__Aim of the exercise__
Without altering anything, repeat each of the records.

__Supplied data__
----------

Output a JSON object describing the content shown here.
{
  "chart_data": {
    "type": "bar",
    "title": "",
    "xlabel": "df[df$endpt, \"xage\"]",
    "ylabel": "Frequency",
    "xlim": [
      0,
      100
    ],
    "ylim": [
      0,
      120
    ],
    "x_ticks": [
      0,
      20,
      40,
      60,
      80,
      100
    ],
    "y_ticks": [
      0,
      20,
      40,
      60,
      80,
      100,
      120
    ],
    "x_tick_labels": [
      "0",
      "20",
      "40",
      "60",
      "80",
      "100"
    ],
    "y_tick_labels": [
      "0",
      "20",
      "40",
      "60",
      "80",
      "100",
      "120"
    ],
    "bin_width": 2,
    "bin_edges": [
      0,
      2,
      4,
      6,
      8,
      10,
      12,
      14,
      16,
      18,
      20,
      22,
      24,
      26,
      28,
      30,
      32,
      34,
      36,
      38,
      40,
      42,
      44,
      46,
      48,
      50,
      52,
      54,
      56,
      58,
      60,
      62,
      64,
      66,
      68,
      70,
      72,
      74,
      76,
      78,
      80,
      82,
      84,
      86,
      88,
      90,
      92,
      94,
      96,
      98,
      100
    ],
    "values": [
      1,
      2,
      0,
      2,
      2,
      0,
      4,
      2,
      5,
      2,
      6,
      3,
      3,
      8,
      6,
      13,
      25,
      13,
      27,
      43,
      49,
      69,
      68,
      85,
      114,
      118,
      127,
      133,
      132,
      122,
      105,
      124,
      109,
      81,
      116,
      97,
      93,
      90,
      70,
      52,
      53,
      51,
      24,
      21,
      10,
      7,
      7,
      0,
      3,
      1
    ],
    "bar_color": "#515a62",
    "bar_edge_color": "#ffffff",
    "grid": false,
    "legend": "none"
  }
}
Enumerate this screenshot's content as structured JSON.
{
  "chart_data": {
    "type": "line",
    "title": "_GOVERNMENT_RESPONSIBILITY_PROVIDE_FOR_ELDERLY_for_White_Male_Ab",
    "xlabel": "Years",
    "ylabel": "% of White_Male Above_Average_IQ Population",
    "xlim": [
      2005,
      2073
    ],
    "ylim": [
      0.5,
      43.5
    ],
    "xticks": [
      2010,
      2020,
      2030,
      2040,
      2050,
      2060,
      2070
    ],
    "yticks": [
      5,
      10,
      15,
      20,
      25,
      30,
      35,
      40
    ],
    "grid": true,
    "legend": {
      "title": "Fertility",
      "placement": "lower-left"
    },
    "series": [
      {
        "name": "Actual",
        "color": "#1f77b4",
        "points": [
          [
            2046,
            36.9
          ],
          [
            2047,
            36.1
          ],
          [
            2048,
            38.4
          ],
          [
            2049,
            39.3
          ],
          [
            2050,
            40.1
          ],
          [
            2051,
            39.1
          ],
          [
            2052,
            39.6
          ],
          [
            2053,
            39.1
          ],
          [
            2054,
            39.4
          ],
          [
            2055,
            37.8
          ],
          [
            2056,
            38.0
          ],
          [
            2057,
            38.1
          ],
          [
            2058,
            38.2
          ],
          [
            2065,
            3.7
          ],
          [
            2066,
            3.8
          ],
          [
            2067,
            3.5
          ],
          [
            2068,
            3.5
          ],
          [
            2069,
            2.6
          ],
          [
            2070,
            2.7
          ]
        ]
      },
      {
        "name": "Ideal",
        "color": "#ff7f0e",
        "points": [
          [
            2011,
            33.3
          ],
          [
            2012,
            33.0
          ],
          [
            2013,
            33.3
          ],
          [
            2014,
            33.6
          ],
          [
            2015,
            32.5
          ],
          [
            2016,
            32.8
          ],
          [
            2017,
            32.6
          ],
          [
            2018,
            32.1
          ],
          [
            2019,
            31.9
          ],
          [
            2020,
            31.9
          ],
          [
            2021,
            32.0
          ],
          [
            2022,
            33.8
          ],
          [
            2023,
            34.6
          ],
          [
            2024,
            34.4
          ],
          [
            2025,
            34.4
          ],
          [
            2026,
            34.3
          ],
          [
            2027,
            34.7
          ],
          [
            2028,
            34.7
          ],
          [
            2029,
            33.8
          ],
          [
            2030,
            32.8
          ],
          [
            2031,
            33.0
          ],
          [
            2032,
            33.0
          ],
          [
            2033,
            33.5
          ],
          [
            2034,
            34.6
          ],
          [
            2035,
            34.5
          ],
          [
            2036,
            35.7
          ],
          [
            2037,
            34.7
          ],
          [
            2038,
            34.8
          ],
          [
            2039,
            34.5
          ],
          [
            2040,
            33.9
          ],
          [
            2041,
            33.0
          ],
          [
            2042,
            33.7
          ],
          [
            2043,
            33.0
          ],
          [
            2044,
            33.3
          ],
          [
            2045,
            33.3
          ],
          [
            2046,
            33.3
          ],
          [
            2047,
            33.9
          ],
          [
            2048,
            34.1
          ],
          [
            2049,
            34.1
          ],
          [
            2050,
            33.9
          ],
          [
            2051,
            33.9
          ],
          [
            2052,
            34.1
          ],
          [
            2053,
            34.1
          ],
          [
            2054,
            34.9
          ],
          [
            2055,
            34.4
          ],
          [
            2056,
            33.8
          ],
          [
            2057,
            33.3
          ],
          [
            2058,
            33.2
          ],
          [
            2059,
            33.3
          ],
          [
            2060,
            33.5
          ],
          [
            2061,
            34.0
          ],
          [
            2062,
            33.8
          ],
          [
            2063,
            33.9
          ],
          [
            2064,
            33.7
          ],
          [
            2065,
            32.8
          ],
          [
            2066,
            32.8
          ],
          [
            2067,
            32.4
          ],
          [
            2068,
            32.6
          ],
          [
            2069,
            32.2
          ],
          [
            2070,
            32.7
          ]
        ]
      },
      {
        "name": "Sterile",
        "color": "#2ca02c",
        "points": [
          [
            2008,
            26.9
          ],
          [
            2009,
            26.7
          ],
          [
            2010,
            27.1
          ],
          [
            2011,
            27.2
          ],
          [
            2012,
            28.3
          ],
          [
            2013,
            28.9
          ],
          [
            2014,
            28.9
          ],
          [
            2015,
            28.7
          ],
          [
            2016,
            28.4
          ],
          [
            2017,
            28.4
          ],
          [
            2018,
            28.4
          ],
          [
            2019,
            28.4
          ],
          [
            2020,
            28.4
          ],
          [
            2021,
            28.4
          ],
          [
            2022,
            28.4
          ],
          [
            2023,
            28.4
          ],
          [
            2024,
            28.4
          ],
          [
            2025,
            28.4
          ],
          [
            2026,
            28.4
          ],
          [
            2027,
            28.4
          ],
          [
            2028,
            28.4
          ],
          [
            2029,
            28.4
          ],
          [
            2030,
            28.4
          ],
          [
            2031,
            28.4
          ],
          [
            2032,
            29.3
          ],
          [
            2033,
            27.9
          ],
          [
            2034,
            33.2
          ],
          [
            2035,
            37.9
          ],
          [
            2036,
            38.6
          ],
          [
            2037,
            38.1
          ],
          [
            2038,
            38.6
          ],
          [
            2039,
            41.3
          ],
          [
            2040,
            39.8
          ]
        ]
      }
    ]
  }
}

----------

__Solution to this exercise__
Output a JSON object describing the content shown here.
{
  "chart_data": {
    "type": "bar",
    "title": "",
    "xlabel": "df[df$endpt, \"xage\"]",
    "ylabel": "Frequency",
    "xlim": [
      0,
      100
    ],
    "ylim": [
      0,
      120
    ],
    "x_ticks": [
      0,
      20,
      40,
      60,
      80,
      100
    ],
    "y_ticks": [
      0,
      20,
      40,
      60,
      80,
      100,
      120
    ],
    "x_tick_labels": [
      "0",
      "20",
      "40",
      "60",
      "80",
      "100"
    ],
    "y_tick_labels": [
      "0",
      "20",
      "40",
      "60",
      "80",
      "100",
      "120"
    ],
    "bin_width": 2,
    "bin_edges": [
      0,
      2,
      4,
      6,
      8,
      10,
      12,
      14,
      16,
      18,
      20,
      22,
      24,
      26,
      28,
      30,
      32,
      34,
      36,
      38,
      40,
      42,
      44,
      46,
      48,
      50,
      52,
      54,
      56,
      58,
      60,
      62,
      64,
      66,
      68,
      70,
      72,
      74,
      76,
      78,
      80,
      82,
      84,
      86,
      88,
      90,
      92,
      94,
      96,
      98,
      100
    ],
    "values": [
      1,
      2,
      0,
      2,
      2,
      0,
      4,
      2,
      5,
      2,
      6,
      3,
      3,
      8,
      6,
      13,
      25,
      13,
      27,
      43,
      49,
      69,
      68,
      85,
      114,
      118,
      127,
      133,
      132,
      122,
      105,
      124,
      109,
      81,
      116,
      97,
      93,
      90,
      70,
      52,
      53,
      51,
      24,
      21,
      10,
      7,
      7,
      0,
      3,
      1
    ],
    "bar_color": "#515a62",
    "bar_edge_color": "#ffffff",
    "grid": false,
    "legend": "none"
  }
}
Enumerate this screenshot's content as structured JSON.
{
  "chart_data": {
    "type": "line",
    "title": "_GOVERNMENT_RESPONSIBILITY_PROVIDE_FOR_ELDERLY_for_White_Male_Ab",
    "xlabel": "Years",
    "ylabel": "% of White_Male Above_Average_IQ Population",
    "xlim": [
      2005,
      2073
    ],
    "ylim": [
      0.5,
      43.5
    ],
    "xticks": [
      2010,
      2020,
      2030,
      2040,
      2050,
      2060,
      2070
    ],
    "yticks": [
      5,
      10,
      15,
      20,
      25,
      30,
      35,
      40
    ],
    "grid": true,
    "legend": {
      "title": "Fertility",
      "placement": "lower-left"
    },
    "series": [
      {
        "name": "Actual",
        "color": "#1f77b4",
        "points": [
          [
            2046,
            36.9
          ],
          [
            2047,
            36.1
          ],
          [
            2048,
            38.4
          ],
          [
            2049,
            39.3
          ],
          [
            2050,
            40.1
          ],
          [
            2051,
            39.1
          ],
          [
            2052,
            39.6
          ],
          [
            2053,
            39.1
          ],
          [
            2054,
            39.4
          ],
          [
            2055,
            37.8
          ],
          [
            2056,
            38.0
          ],
          [
            2057,
            38.1
          ],
          [
            2058,
            38.2
          ],
          [
            2065,
            3.7
          ],
          [
            2066,
            3.8
          ],
          [
            2067,
            3.5
          ],
          [
            2068,
            3.5
          ],
          [
            2069,
            2.6
          ],
          [
            2070,
            2.7
          ]
        ]
      },
      {
        "name": "Ideal",
        "color": "#ff7f0e",
        "points": [
          [
            2011,
            33.3
          ],
          [
            2012,
            33.0
          ],
          [
            2013,
            33.3
          ],
          [
            2014,
            33.6
          ],
          [
            2015,
            32.5
          ],
          [
            2016,
            32.8
          ],
          [
            2017,
            32.6
          ],
          [
            2018,
            32.1
          ],
          [
            2019,
            31.9
          ],
          [
            2020,
            31.9
          ],
          [
            2021,
            32.0
          ],
          [
            2022,
            33.8
          ],
          [
            2023,
            34.6
          ],
          [
            2024,
            34.4
          ],
          [
            2025,
            34.4
          ],
          [
            2026,
            34.3
          ],
          [
            2027,
            34.7
          ],
          [
            2028,
            34.7
          ],
          [
            2029,
            33.8
          ],
          [
            2030,
            32.8
          ],
          [
            2031,
            33.0
          ],
          [
            2032,
            33.0
          ],
          [
            2033,
            33.5
          ],
          [
            2034,
            34.6
          ],
          [
            2035,
            34.5
          ],
          [
            2036,
            35.7
          ],
          [
            2037,
            34.7
          ],
          [
            2038,
            34.8
          ],
          [
            2039,
            34.5
          ],
          [
            2040,
            33.9
          ],
          [
            2041,
            33.0
          ],
          [
            2042,
            33.7
          ],
          [
            2043,
            33.0
          ],
          [
            2044,
            33.3
          ],
          [
            2045,
            33.3
          ],
          [
            2046,
            33.3
          ],
          [
            2047,
            33.9
          ],
          [
            2048,
            34.1
          ],
          [
            2049,
            34.1
          ],
          [
            2050,
            33.9
          ],
          [
            2051,
            33.9
          ],
          [
            2052,
            34.1
          ],
          [
            2053,
            34.1
          ],
          [
            2054,
            34.9
          ],
          [
            2055,
            34.4
          ],
          [
            2056,
            33.8
          ],
          [
            2057,
            33.3
          ],
          [
            2058,
            33.2
          ],
          [
            2059,
            33.3
          ],
          [
            2060,
            33.5
          ],
          [
            2061,
            34.0
          ],
          [
            2062,
            33.8
          ],
          [
            2063,
            33.9
          ],
          [
            2064,
            33.7
          ],
          [
            2065,
            32.8
          ],
          [
            2066,
            32.8
          ],
          [
            2067,
            32.4
          ],
          [
            2068,
            32.6
          ],
          [
            2069,
            32.2
          ],
          [
            2070,
            32.7
          ]
        ]
      },
      {
        "name": "Sterile",
        "color": "#2ca02c",
        "points": [
          [
            2008,
            26.9
          ],
          [
            2009,
            26.7
          ],
          [
            2010,
            27.1
          ],
          [
            2011,
            27.2
          ],
          [
            2012,
            28.3
          ],
          [
            2013,
            28.9
          ],
          [
            2014,
            28.9
          ],
          [
            2015,
            28.7
          ],
          [
            2016,
            28.4
          ],
          [
            2017,
            28.4
          ],
          [
            2018,
            28.4
          ],
          [
            2019,
            28.4
          ],
          [
            2020,
            28.4
          ],
          [
            2021,
            28.4
          ],
          [
            2022,
            28.4
          ],
          [
            2023,
            28.4
          ],
          [
            2024,
            28.4
          ],
          [
            2025,
            28.4
          ],
          [
            2026,
            28.4
          ],
          [
            2027,
            28.4
          ],
          [
            2028,
            28.4
          ],
          [
            2029,
            28.4
          ],
          [
            2030,
            28.4
          ],
          [
            2031,
            28.4
          ],
          [
            2032,
            29.3
          ],
          [
            2033,
            27.9
          ],
          [
            2034,
            33.2
          ],
          [
            2035,
            37.9
          ],
          [
            2036,
            38.6
          ],
          [
            2037,
            38.1
          ],
          [
            2038,
            38.6
          ],
          [
            2039,
            41.3
          ],
          [
            2040,
            39.8
          ]
        ]
      }
    ]
  }
}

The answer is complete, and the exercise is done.